What is the number of lines in these entries that include "JSON"? Write that number and no other text.

══ DATA TO USE

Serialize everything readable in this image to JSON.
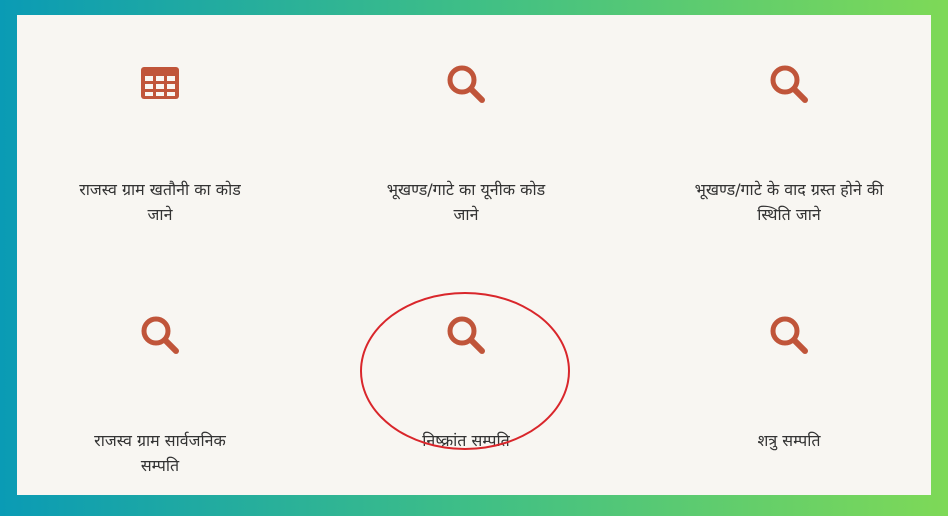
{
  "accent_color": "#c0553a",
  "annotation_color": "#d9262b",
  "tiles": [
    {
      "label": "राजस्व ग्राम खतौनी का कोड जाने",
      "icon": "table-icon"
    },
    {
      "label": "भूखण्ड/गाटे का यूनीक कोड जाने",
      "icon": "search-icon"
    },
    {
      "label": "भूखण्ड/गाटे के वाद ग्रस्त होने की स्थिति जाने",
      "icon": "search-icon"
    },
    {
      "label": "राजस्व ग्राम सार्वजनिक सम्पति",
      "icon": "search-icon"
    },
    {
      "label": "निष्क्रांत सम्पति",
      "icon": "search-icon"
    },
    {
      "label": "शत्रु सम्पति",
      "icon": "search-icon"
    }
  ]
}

════
══ DATA TO USE

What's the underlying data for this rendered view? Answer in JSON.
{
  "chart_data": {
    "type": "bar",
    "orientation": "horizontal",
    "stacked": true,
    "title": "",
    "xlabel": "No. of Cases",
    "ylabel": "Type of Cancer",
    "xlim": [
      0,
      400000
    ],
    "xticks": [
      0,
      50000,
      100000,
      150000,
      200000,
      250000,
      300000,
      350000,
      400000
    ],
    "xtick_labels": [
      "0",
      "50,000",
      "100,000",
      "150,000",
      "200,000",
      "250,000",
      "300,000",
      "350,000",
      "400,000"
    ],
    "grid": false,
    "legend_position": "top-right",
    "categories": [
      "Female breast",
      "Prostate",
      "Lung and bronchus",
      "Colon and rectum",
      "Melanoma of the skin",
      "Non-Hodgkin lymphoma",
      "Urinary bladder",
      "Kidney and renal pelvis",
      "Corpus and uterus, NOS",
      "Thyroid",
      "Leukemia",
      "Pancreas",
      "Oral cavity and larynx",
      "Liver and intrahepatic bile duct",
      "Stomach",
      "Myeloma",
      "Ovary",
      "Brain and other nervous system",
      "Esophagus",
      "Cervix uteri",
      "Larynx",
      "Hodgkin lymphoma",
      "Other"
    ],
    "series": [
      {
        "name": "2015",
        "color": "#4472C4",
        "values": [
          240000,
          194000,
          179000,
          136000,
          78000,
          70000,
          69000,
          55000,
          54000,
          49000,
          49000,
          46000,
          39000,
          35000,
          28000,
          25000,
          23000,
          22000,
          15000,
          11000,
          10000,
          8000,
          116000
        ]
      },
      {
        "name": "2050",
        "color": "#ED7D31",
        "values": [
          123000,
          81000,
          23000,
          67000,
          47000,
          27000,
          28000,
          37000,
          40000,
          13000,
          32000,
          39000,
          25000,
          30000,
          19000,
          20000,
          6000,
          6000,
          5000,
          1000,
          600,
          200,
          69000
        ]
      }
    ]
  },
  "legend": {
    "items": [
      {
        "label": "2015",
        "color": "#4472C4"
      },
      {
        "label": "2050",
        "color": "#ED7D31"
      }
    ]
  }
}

════

_SOLVED EXERCISE_
2